**Problem description**
List every line below containing "page".

-- start Material to process --

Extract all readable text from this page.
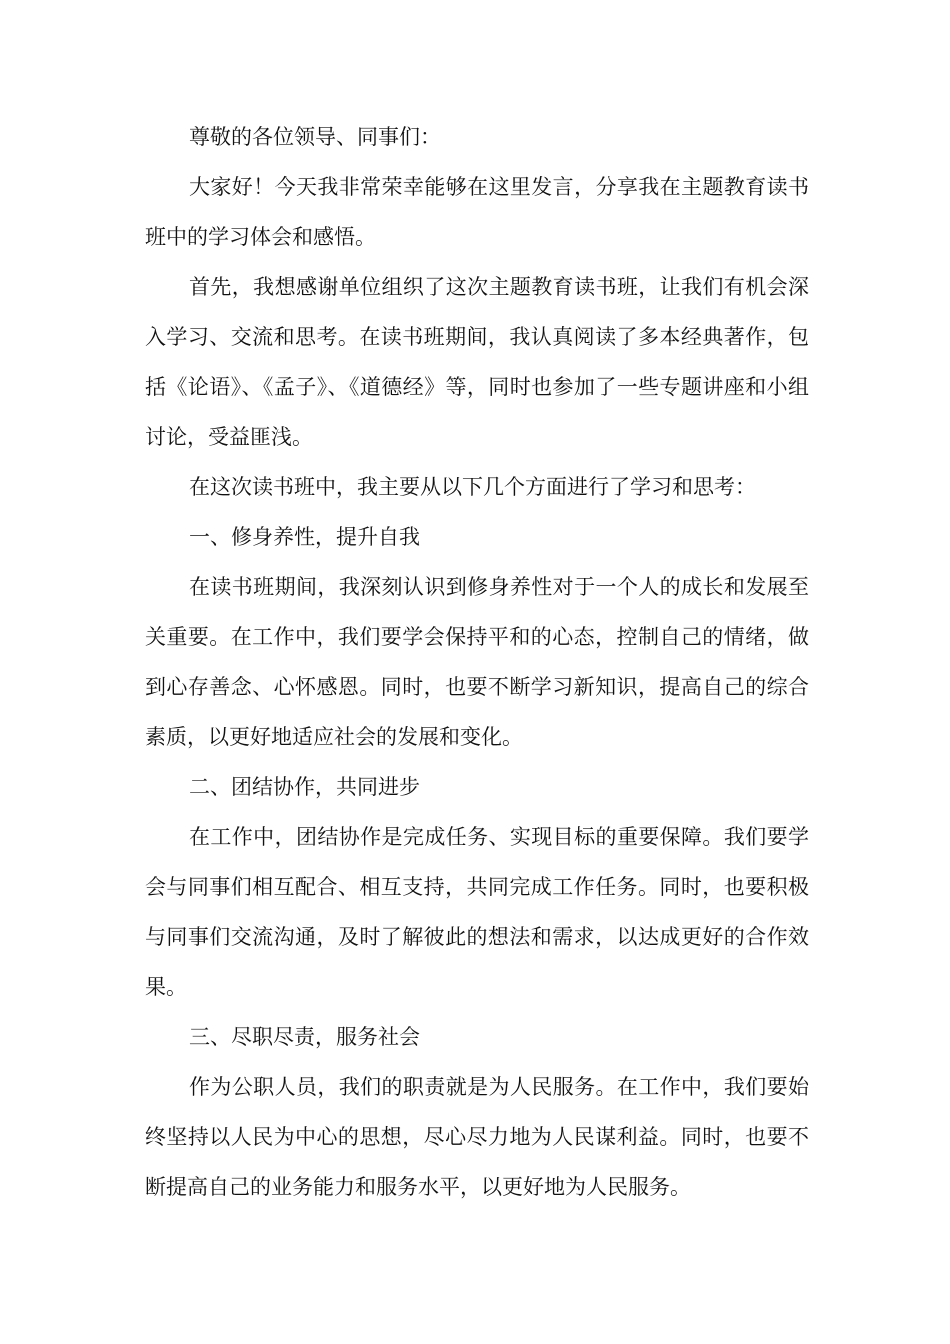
尊敬的各位领导、同事们：

大家好！今天我非常荣幸能够在这里发言，分享我在主题教育读书班中的学习体会和感悟。

首先，我想感谢单位组织了这次主题教育读书班，让我们有机会深入学习、交流和思考。在读书班期间，我认真阅读了多本经典著作，包括《论语》、《孟子》、《道德经》等，同时也参加了一些专题讲座和小组讨论，受益匪浅。

在这次读书班中，我主要从以下几个方面进行了学习和思考：

一、修身养性，提升自我

在读书班期间，我深刻认识到修身养性对于一个人的成长和发展至关重要。在工作中，我们要学会保持平和的心态，控制自己的情绪，做到心存善念、心怀感恩。同时，也要不断学习新知识，提高自己的综合素质，以更好地适应社会的发展和变化。

二、团结协作，共同进步

在工作中，团结协作是完成任务、实现目标的重要保障。我们要学会与同事们相互配合、相互支持，共同完成工作任务。同时，也要积极与同事们交流沟通，及时了解彼此的想法和需求，以达成更好的合作效果。

三、尽职尽责，服务社会

作为公职人员，我们的职责就是为人民服务。在工作中，我们要始终坚持以人民为中心的思想，尽心尽力地为人民谋利益。同时，也要不断提高自己的业务能力和服务水平，以更好地为人民服务。
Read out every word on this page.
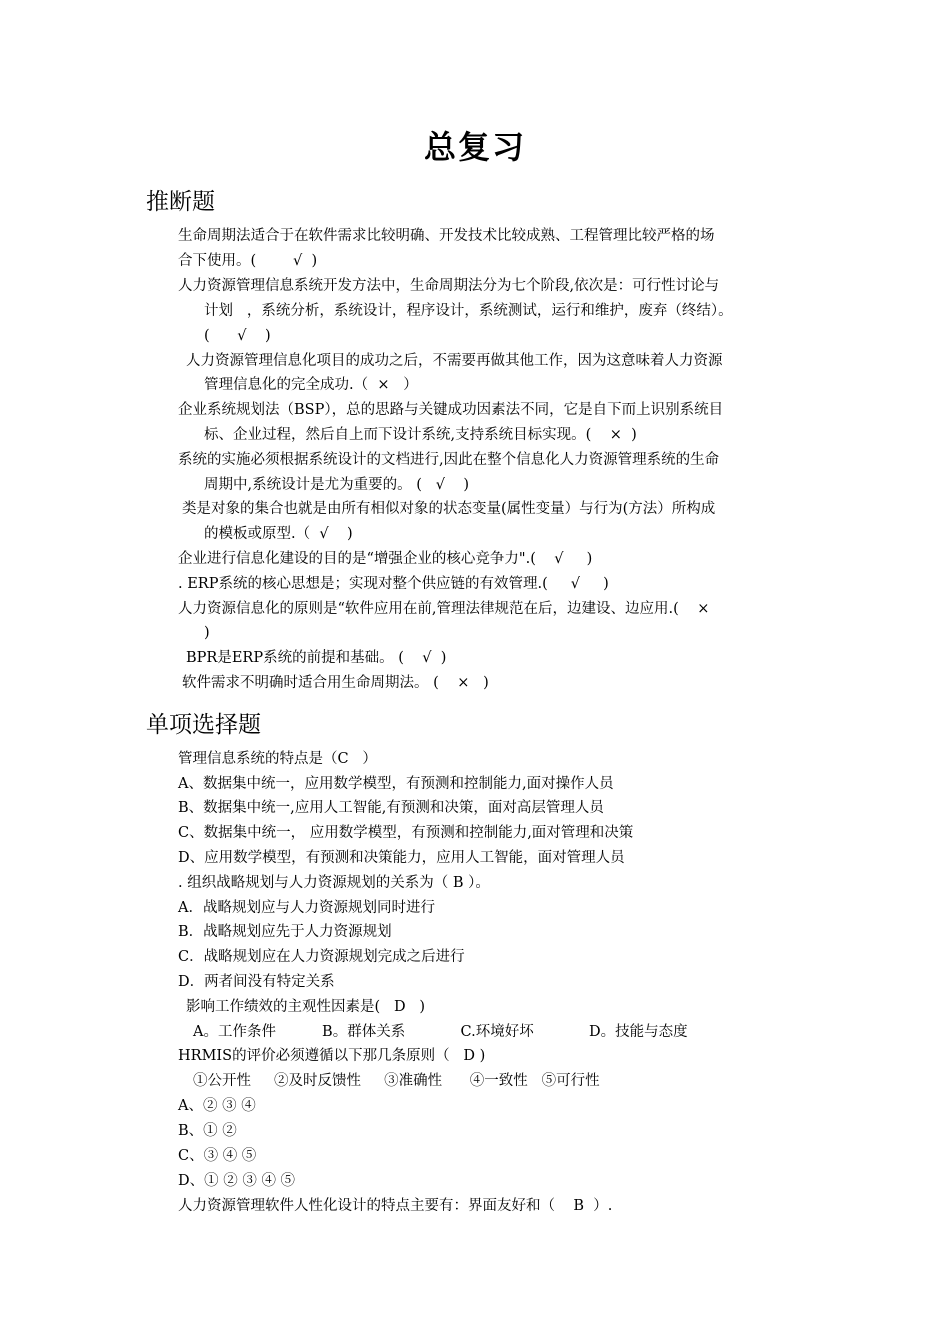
总复习
推断题
生命周期法适合于在软件需求比较明确、开发技术比较成熟、工程管理比较严格的场
合下使用。(        √  )
人力资源管理信息系统开发方法中，生命周期法分为七个阶段,依次是：可行性讨论与
计划   ，系统分析，系统设计，程序设计，系统测试，运行和维护，废弃（终结）。
(      √    )
人力资源管理信息化项目的成功之后，不需要再做其他工作，因为这意味着人力资源
管理信息化的完全成功.（  ×   ）
企业系统规划法（BSP），总的思路与关键成功因素法不同，它是自下而上识别系统目
标、企业过程，然后自上而下设计系统,支持系统目标实现。(    ×  )
系统的实施必须根据系统设计的文档进行,因此在整个信息化人力资源管理系统的生命
周期中,系统设计是尤为重要的。 (   √    )
类是对象的集合也就是由所有相似对象的状态变量(属性变量）与行为(方法）所构成
的模板或原型.（  √    )
企业进行信息化建设的目的是“增强企业的核心竞争力".(    √     )
. ERP系统的核心思想是；实现对整个供应链的有效管理.(     √     )
人力资源信息化的原则是“软件应用在前,管理法律规范在后，边建设、边应用.(    ×
)
BPR是ERP系统的前提和基础。 (    √  )
软件需求不明确时适合用生命周期法。 (    ×   )
单项选择题
管理信息系统的特点是（C   ）
A、数据集中统一，应用数学模型，有预测和控制能力,面对操作人员
B、数据集中统一,应用人工智能,有预测和决策，面对高层管理人员
C、数据集中统一， 应用数学模型，有预测和控制能力,面对管理和决策
D、应用数学模型，有预测和决策能力，应用人工智能，面对管理人员
. 组织战略规划与人力资源规划的关系为（ B ）。
A．战略规划应与人力资源规划同时进行
B．战略规划应先于人力资源规划
C．战略规划应在人力资源规划完成之后进行
D．两者间没有特定关系
影响工作绩效的主观性因素是(   D   )
A。工作条件          B。群体关系            C.环境好坏            D。技能与态度
HRMIS的评价必须遵循以下那几条原则（   D )
①公开性     ②及时反馈性     ③准确性      ④一致性   ⑤可行性
A、② ③ ④
B、① ②
C、③ ④ ⑤
D、① ② ③ ④ ⑤
人力资源管理软件人性化设计的特点主要有：界面友好和（    B  ）.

-- end Material to process --

**Finished exercise**
Extract all readable text from this page.
Read out every word on this page.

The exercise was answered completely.